PROBLEM DETAILS:
Would it be possible to write out each entry below exactly, without the pictures?

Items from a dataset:
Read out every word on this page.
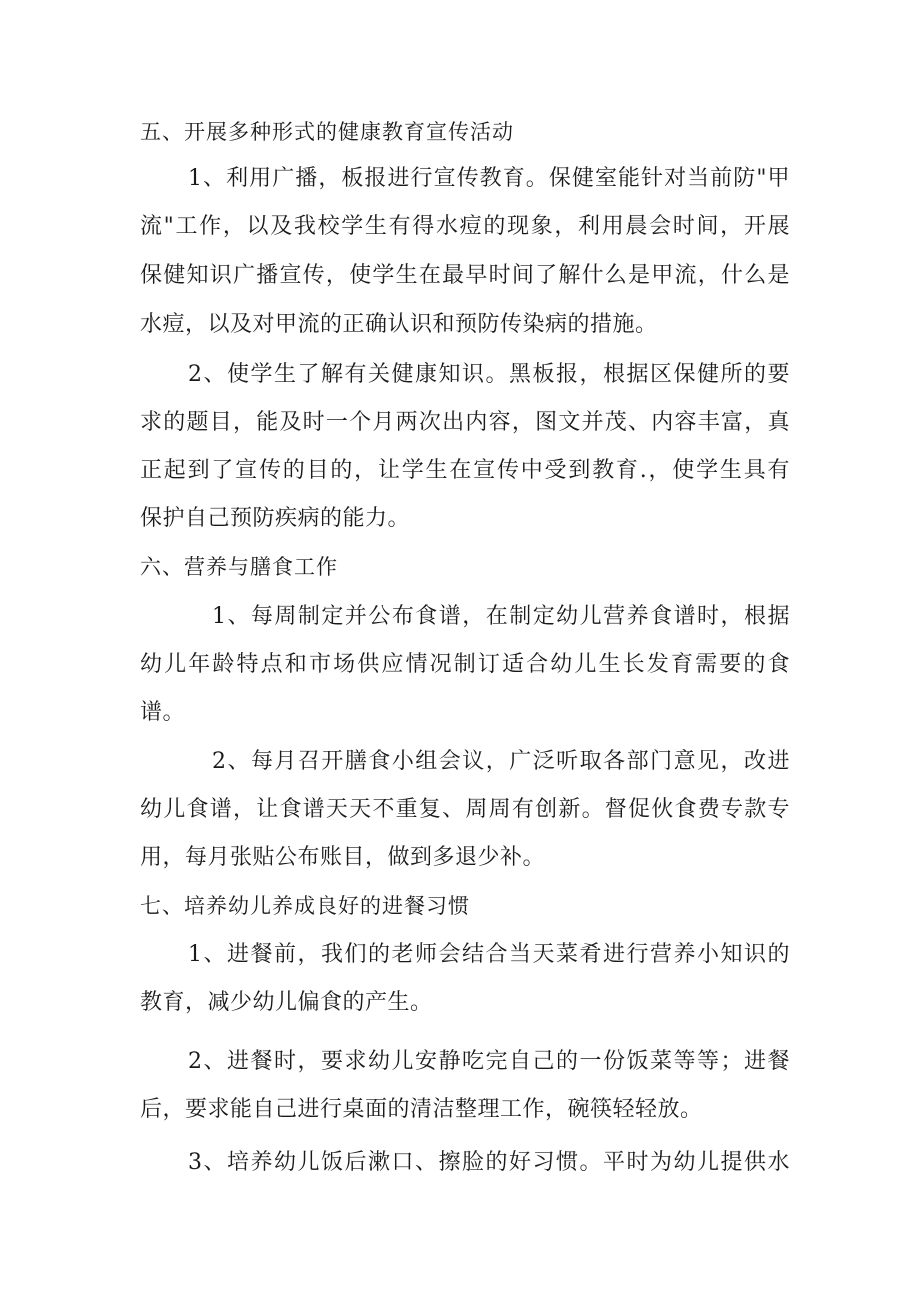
五、开展多种形式的健康教育宣传活动
1、利用广播，板报进行宣传教育。保健室能针对当前防"甲
流"工作，以及我校学生有得水痘的现象，利用晨会时间，开展
保健知识广播宣传，使学生在最早时间了解什么是甲流，什么是
水痘，以及对甲流的正确认识和预防传染病的措施。
2、使学生了解有关健康知识。黑板报，根据区保健所的要
求的题目，能及时一个月两次出内容，图文并茂、内容丰富，真
正起到了宣传的目的，让学生在宣传中受到教育.，使学生具有
保护自己预防疾病的能力。
六、营养与膳食工作
1、每周制定并公布食谱，在制定幼儿营养食谱时，根据
幼儿年龄特点和市场供应情况制订适合幼儿生长发育需要的食
谱。
2、每月召开膳食小组会议，广泛听取各部门意见，改进
幼儿食谱，让食谱天天不重复、周周有创新。督促伙食费专款专
用，每月张贴公布账目，做到多退少补。
七、培养幼儿养成良好的进餐习惯
1、进餐前，我们的老师会结合当天菜肴进行营养小知识的
教育，减少幼儿偏食的产生。
2、进餐时，要求幼儿安静吃完自己的一份饭菜等等；进餐
后，要求能自己进行桌面的清洁整理工作，碗筷轻轻放。
3、培养幼儿饭后漱口、擦脸的好习惯。平时为幼儿提供水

EXERCISE RESULT:
Read out every word on this page.
五、开展多种形式的健康教育宣传活动
1、利用广播，板报进行宣传教育。保健室能针对当前防"甲
流"工作，以及我校学生有得水痘的现象，利用晨会时间，开展
保健知识广播宣传，使学生在最早时间了解什么是甲流，什么是
水痘，以及对甲流的正确认识和预防传染病的措施。
2、使学生了解有关健康知识。黑板报，根据区保健所的要
求的题目，能及时一个月两次出内容，图文并茂、内容丰富，真
正起到了宣传的目的，让学生在宣传中受到教育.，使学生具有
保护自己预防疾病的能力。
六、营养与膳食工作
1、每周制定并公布食谱，在制定幼儿营养食谱时，根据
幼儿年龄特点和市场供应情况制订适合幼儿生长发育需要的食
谱。
2、每月召开膳食小组会议，广泛听取各部门意见，改进
幼儿食谱，让食谱天天不重复、周周有创新。督促伙食费专款专
用，每月张贴公布账目，做到多退少补。
七、培养幼儿养成良好的进餐习惯
1、进餐前，我们的老师会结合当天菜肴进行营养小知识的
教育，减少幼儿偏食的产生。
2、进餐时，要求幼儿安静吃完自己的一份饭菜等等；进餐
后，要求能自己进行桌面的清洁整理工作，碗筷轻轻放。
3、培养幼儿饭后漱口、擦脸的好习惯。平时为幼儿提供水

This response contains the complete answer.